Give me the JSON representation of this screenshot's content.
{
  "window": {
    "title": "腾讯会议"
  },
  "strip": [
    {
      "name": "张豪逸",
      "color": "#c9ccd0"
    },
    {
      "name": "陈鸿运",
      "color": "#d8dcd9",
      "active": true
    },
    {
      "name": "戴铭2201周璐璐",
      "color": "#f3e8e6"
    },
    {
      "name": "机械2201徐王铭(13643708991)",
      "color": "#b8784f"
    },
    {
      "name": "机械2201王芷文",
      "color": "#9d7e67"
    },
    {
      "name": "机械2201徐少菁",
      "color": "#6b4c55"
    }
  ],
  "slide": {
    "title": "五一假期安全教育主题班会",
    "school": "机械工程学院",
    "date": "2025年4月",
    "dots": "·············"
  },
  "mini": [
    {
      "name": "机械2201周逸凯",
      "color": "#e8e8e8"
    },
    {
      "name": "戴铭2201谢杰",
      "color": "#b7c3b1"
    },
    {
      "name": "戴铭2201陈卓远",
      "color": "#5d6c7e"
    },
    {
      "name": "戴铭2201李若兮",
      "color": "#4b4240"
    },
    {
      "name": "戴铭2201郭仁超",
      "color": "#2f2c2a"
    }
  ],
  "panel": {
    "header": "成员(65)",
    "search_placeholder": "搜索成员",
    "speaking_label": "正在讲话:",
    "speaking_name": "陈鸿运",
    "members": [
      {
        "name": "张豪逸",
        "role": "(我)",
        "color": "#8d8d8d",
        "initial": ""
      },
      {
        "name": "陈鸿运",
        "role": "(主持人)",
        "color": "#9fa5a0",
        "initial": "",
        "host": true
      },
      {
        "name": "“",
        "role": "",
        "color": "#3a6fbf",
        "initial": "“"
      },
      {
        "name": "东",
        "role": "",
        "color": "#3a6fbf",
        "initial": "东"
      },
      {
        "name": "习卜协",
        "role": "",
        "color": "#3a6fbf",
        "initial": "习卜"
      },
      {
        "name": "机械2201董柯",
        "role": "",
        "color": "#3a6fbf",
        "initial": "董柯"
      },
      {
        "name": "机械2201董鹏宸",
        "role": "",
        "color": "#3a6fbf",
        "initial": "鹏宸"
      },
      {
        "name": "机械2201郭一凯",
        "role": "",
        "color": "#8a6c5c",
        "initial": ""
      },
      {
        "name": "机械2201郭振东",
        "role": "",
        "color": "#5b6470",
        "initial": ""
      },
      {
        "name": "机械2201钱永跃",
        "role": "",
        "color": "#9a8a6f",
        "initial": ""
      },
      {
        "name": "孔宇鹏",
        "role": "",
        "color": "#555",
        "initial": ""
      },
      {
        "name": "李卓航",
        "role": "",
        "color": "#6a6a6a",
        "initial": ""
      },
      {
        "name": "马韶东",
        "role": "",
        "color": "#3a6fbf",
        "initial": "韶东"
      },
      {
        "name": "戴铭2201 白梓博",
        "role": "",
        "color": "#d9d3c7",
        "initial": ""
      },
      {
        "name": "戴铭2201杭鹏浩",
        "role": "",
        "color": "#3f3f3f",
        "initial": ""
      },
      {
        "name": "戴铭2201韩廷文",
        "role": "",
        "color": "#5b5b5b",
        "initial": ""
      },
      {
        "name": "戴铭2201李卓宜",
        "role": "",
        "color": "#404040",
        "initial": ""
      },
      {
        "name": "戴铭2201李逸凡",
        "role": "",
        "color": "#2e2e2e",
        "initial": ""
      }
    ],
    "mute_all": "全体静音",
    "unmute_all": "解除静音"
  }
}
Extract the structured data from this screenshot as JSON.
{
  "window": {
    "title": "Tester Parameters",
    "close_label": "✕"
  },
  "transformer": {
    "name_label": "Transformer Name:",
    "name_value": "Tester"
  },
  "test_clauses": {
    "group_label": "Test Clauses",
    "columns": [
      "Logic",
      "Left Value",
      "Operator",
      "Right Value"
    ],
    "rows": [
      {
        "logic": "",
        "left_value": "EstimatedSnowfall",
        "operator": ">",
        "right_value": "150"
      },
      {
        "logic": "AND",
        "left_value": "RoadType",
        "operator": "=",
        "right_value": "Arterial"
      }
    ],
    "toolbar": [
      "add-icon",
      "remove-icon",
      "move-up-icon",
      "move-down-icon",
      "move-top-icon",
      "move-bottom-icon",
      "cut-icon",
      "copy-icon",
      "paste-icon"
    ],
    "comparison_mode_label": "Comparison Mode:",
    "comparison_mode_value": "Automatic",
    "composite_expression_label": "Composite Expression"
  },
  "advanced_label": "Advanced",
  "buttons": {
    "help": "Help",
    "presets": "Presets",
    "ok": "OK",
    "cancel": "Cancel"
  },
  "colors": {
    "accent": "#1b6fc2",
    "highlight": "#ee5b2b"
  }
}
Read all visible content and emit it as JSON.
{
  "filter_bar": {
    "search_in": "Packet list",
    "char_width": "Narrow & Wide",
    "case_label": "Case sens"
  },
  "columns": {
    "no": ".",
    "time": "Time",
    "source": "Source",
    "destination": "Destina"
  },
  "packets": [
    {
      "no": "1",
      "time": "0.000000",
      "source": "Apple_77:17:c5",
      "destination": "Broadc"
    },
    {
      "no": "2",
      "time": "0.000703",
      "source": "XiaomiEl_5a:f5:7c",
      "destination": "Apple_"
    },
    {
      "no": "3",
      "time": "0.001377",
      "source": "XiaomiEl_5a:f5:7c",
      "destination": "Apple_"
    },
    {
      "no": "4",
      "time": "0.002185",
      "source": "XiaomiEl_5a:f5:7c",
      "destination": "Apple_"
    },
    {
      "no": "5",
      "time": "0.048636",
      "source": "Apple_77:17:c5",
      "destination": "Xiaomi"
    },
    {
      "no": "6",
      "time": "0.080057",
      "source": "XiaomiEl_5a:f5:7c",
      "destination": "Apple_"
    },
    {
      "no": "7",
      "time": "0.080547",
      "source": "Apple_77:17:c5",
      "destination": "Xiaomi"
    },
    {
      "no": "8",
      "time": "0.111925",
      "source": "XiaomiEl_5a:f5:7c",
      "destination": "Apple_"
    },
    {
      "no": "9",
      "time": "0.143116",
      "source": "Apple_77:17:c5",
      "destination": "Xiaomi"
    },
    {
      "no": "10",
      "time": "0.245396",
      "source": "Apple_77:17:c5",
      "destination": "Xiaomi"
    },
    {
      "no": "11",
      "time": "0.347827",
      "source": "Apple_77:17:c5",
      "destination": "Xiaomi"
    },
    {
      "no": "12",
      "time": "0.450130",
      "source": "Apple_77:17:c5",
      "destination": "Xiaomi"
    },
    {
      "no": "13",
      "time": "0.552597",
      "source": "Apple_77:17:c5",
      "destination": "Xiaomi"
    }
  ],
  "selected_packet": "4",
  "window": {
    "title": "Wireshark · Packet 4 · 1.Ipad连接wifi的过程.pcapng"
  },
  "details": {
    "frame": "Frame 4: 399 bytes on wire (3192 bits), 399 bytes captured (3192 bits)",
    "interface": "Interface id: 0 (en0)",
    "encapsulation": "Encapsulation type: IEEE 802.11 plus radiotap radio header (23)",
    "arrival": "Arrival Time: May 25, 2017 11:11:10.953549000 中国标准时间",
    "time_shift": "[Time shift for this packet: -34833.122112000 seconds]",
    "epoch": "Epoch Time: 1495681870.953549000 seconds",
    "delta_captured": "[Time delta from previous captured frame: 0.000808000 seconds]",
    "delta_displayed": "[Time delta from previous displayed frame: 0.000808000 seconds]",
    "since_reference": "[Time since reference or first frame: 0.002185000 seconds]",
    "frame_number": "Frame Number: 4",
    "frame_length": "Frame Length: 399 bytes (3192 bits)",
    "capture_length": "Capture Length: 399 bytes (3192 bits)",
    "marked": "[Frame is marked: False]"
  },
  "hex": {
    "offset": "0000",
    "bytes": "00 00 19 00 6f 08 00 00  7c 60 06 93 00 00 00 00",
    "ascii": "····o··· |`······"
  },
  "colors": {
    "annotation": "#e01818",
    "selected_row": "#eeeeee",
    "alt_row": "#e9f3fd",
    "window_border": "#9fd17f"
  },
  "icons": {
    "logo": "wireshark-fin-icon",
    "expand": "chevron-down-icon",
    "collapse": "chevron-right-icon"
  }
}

### WHAT TO WORK ON
Gather from the data above every line with the string "delta".

### RESULT
    "delta_captured": "[Time delta from previous captured frame: 0.000808000 seconds]",
    "delta_displayed": "[Time delta from previous displayed frame: 0.000808000 seconds]",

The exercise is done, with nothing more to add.